* Written problem: Search the material for the word "name" and report each line where it turns up.

* Raw records:
⁂

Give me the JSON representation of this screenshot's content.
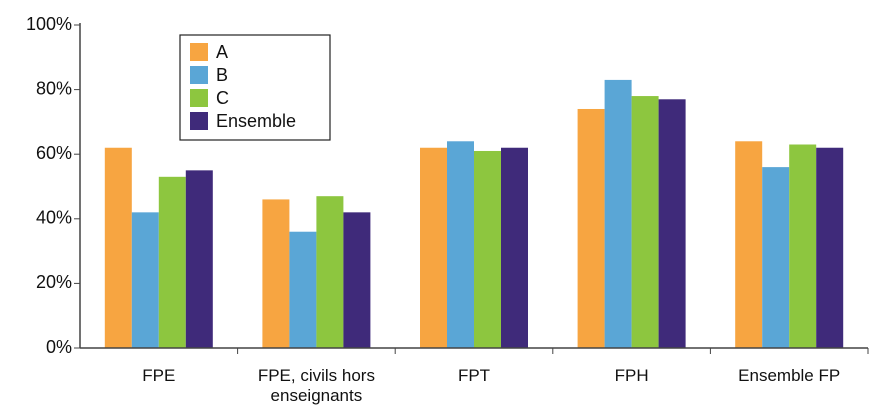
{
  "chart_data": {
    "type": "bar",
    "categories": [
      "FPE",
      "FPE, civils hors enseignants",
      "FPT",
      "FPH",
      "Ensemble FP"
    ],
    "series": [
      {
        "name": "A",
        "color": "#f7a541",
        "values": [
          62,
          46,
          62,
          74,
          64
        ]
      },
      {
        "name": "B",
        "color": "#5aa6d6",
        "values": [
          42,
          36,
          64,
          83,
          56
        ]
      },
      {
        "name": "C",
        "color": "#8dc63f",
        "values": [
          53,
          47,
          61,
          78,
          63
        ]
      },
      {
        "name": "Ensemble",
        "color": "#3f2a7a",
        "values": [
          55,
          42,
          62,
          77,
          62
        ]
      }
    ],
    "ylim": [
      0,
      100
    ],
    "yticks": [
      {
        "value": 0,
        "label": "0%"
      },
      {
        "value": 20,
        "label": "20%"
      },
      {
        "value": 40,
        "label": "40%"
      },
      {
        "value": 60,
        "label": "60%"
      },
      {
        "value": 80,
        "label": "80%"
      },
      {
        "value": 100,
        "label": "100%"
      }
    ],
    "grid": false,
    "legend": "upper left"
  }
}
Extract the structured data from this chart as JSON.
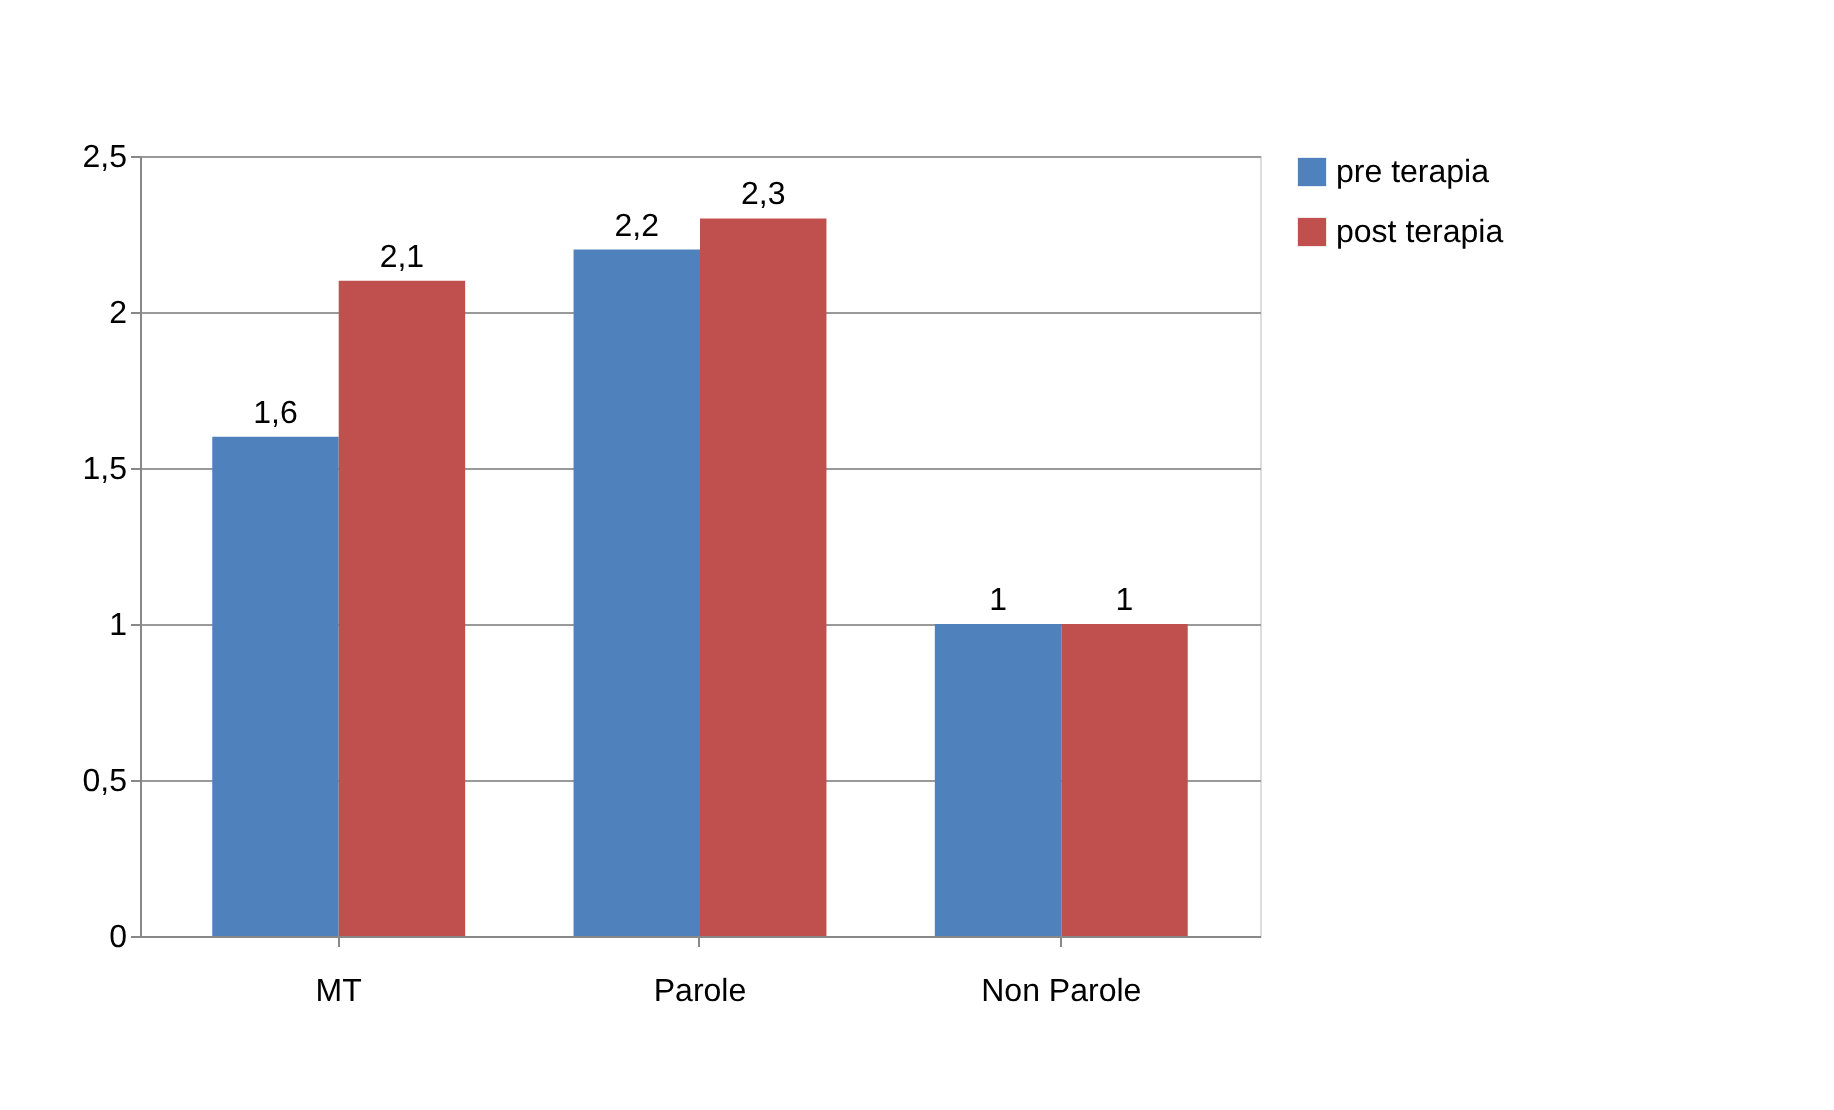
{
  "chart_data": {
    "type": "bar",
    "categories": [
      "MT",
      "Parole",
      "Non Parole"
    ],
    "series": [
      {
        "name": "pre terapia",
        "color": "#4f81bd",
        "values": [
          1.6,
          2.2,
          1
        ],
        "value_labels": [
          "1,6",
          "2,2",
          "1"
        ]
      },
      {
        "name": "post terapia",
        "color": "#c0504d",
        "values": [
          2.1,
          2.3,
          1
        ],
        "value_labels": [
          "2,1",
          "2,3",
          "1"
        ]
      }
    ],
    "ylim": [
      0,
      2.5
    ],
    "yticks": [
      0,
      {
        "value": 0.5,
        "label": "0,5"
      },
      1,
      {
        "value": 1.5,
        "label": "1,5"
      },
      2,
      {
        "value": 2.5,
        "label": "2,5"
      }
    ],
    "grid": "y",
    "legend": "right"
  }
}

⁂

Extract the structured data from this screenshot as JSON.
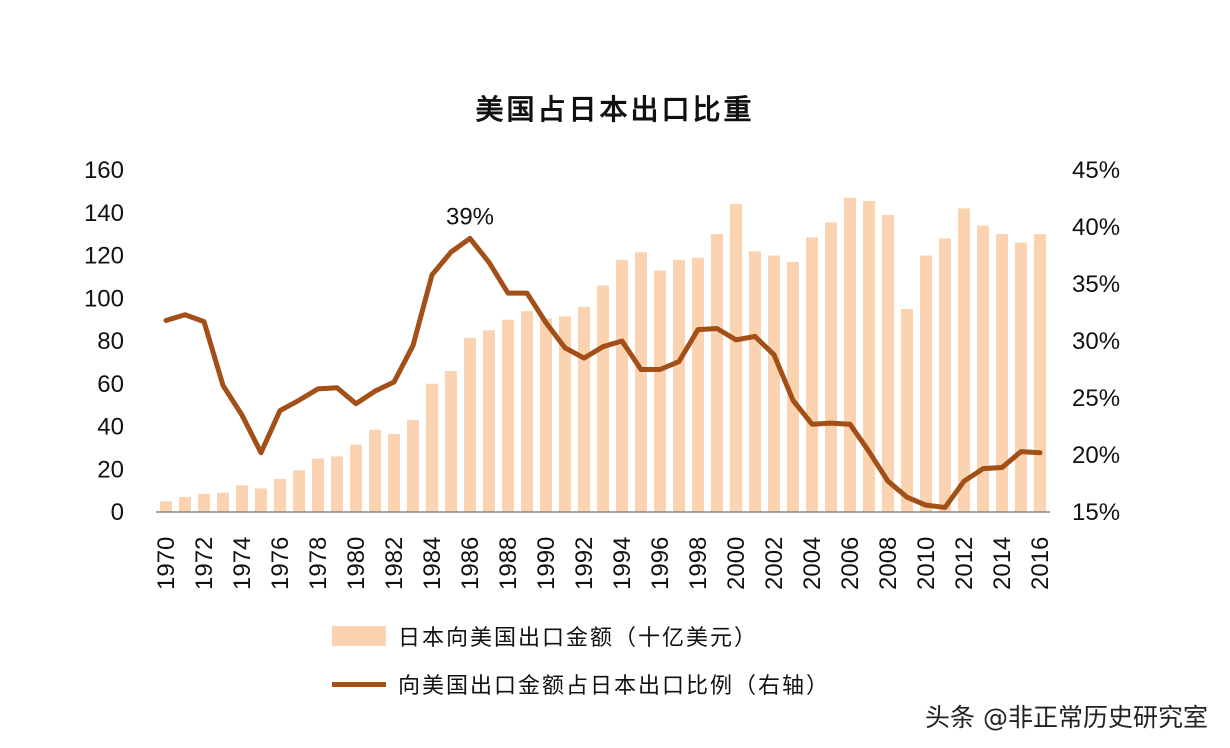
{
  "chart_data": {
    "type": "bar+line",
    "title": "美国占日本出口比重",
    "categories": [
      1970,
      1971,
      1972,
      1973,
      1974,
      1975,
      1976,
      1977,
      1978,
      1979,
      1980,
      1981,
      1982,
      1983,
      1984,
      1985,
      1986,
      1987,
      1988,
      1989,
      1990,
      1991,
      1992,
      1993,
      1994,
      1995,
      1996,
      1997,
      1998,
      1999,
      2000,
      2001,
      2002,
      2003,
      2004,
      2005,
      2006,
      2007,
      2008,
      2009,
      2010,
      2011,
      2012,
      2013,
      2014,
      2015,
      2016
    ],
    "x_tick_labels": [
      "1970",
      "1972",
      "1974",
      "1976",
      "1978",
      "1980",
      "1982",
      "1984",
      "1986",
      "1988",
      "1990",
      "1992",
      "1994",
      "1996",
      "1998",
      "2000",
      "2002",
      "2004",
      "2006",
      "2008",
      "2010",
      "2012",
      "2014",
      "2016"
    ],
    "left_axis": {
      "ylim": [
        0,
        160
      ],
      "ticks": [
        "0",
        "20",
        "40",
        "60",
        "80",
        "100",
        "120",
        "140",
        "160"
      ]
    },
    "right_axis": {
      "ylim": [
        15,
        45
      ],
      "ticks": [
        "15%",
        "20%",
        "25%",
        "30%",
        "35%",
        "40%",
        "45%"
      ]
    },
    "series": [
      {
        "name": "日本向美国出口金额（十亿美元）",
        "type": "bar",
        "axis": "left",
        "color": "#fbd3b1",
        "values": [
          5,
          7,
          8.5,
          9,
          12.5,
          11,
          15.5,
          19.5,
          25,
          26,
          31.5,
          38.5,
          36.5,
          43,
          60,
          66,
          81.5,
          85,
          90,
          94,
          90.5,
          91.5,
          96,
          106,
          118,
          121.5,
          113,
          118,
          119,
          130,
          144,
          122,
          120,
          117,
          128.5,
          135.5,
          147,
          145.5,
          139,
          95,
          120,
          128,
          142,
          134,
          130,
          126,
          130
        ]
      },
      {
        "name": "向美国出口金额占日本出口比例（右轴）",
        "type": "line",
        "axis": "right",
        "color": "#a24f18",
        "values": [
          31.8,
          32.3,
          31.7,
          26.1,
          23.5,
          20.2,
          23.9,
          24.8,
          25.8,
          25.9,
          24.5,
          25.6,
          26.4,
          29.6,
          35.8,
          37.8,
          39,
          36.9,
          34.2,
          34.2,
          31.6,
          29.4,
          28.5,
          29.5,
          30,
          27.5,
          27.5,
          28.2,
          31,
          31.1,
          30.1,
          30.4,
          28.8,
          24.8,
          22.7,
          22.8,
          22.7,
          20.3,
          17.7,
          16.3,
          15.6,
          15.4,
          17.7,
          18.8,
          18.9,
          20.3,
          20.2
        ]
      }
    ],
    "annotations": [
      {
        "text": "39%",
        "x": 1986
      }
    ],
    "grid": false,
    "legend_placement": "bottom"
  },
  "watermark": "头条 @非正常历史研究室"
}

⁂

* Result of the task:
        "name": "A",
        "name": "B",
        "name": "C",
        "name": "Ensemble",
        "name": "pre terapia",
        "name": "post terapia",
        "name": "日本向美国出口金额（十亿美元）",
        "name": "向美国出口金额占日本出口比例（右轴）",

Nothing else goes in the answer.